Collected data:
------------------------------------------------
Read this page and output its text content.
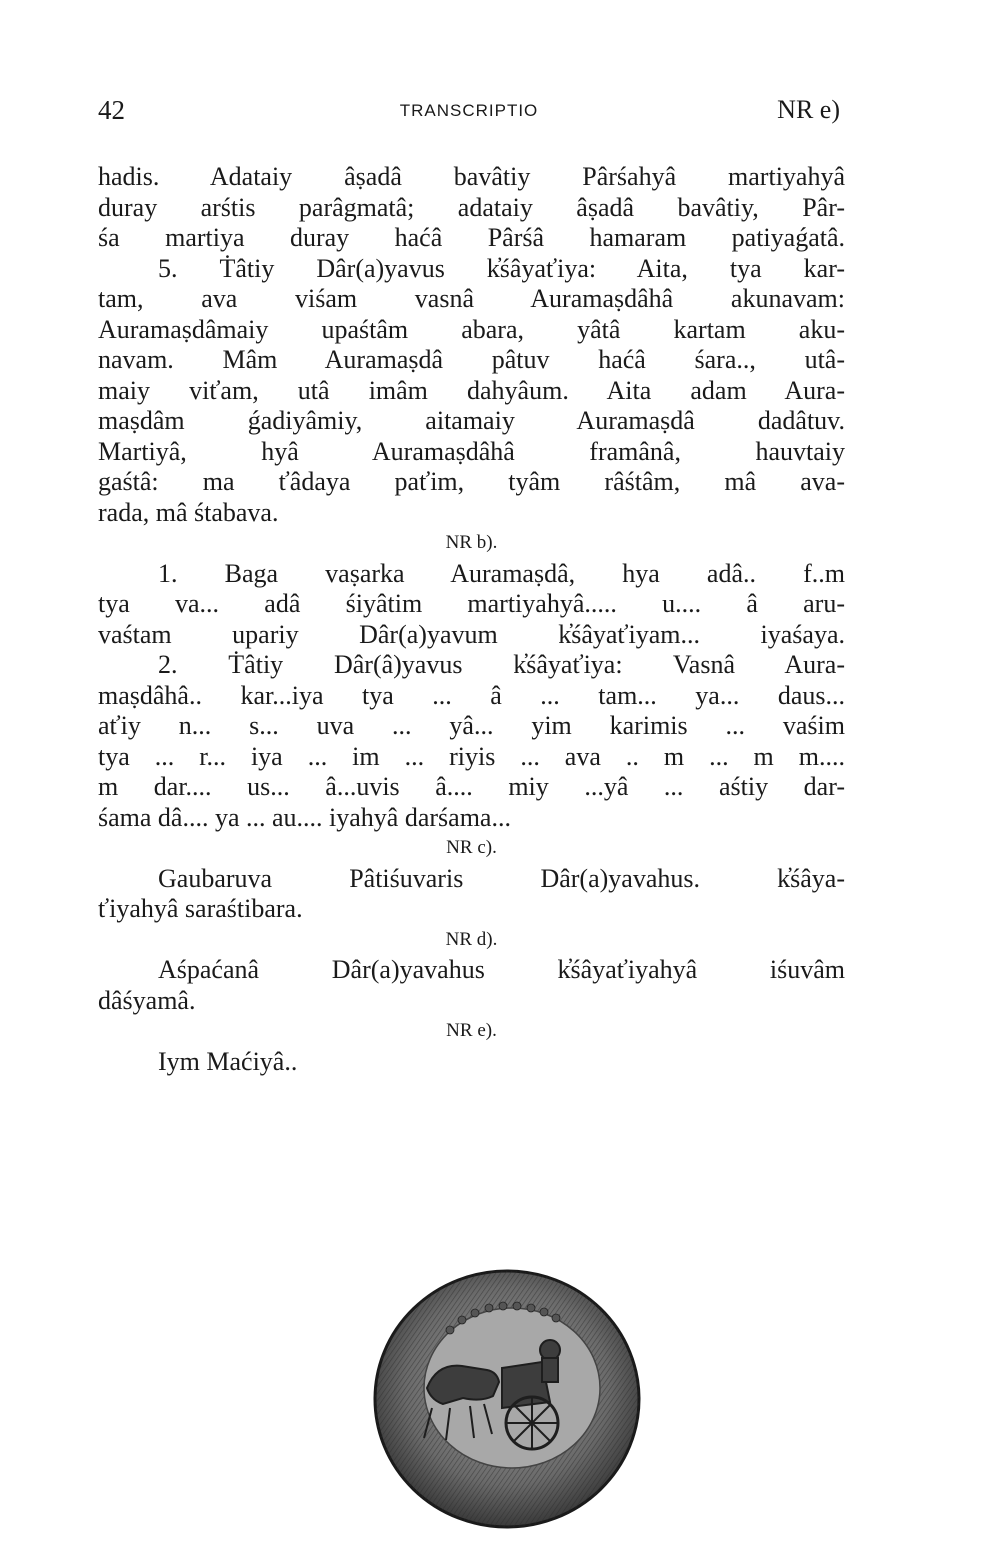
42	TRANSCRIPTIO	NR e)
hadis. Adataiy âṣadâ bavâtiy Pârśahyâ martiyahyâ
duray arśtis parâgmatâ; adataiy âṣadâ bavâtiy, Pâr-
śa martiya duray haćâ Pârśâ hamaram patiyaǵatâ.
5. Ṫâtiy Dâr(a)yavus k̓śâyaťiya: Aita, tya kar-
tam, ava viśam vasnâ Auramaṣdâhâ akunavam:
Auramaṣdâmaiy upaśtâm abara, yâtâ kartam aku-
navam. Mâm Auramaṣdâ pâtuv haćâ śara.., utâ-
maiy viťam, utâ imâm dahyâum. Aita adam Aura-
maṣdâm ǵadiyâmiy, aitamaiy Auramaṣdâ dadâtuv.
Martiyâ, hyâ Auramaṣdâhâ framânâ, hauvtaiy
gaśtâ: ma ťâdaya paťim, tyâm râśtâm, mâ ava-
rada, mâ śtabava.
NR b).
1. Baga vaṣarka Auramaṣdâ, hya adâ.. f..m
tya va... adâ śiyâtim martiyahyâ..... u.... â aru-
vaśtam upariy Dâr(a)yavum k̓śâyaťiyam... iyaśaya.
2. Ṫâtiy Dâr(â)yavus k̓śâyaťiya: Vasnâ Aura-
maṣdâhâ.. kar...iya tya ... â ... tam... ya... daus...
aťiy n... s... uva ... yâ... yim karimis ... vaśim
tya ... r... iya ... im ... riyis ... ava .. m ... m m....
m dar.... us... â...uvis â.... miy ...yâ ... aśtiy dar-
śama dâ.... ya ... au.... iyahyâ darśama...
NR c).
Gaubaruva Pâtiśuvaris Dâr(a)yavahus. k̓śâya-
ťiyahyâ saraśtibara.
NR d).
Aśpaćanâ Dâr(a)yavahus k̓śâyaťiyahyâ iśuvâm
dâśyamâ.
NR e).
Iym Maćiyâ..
------------------------------------------------
(Problem) Give back each entry exactly as it appears, with no pictures.

(Exercise result)
Read this page and output its text content.
42	TRANSCRIPTIO	NR e)
hadis. Adataiy âṣadâ bavâtiy Pârśahyâ martiyahyâ
duray arśtis parâgmatâ; adataiy âṣadâ bavâtiy, Pâr-
śa martiya duray haćâ Pârśâ hamaram patiyaǵatâ.
5. Ṫâtiy Dâr(a)yavus k̓śâyaťiya: Aita, tya kar-
tam, ava viśam vasnâ Auramaṣdâhâ akunavam:
Auramaṣdâmaiy upaśtâm abara, yâtâ kartam aku-
navam. Mâm Auramaṣdâ pâtuv haćâ śara.., utâ-
maiy viťam, utâ imâm dahyâum. Aita adam Aura-
maṣdâm ǵadiyâmiy, aitamaiy Auramaṣdâ dadâtuv.
Martiyâ, hyâ Auramaṣdâhâ framânâ, hauvtaiy
gaśtâ: ma ťâdaya paťim, tyâm râśtâm, mâ ava-
rada, mâ śtabava.
NR b).
1. Baga vaṣarka Auramaṣdâ, hya adâ.. f..m
tya va... adâ śiyâtim martiyahyâ..... u.... â aru-
vaśtam upariy Dâr(a)yavum k̓śâyaťiyam... iyaśaya.
2. Ṫâtiy Dâr(â)yavus k̓śâyaťiya: Vasnâ Aura-
maṣdâhâ.. kar...iya tya ... â ... tam... ya... daus...
aťiy n... s... uva ... yâ... yim karimis ... vaśim
tya ... r... iya ... im ... riyis ... ava .. m ... m m....
m dar.... us... â...uvis â.... miy ...yâ ... aśtiy dar-
śama dâ.... ya ... au.... iyahyâ darśama...
NR c).
Gaubaruva Pâtiśuvaris Dâr(a)yavahus. k̓śâya-
ťiyahyâ saraśtibara.
NR d).
Aśpaćanâ Dâr(a)yavahus k̓śâyaťiyahyâ iśuvâm
dâśyamâ.
NR e).
Iym Maćiyâ..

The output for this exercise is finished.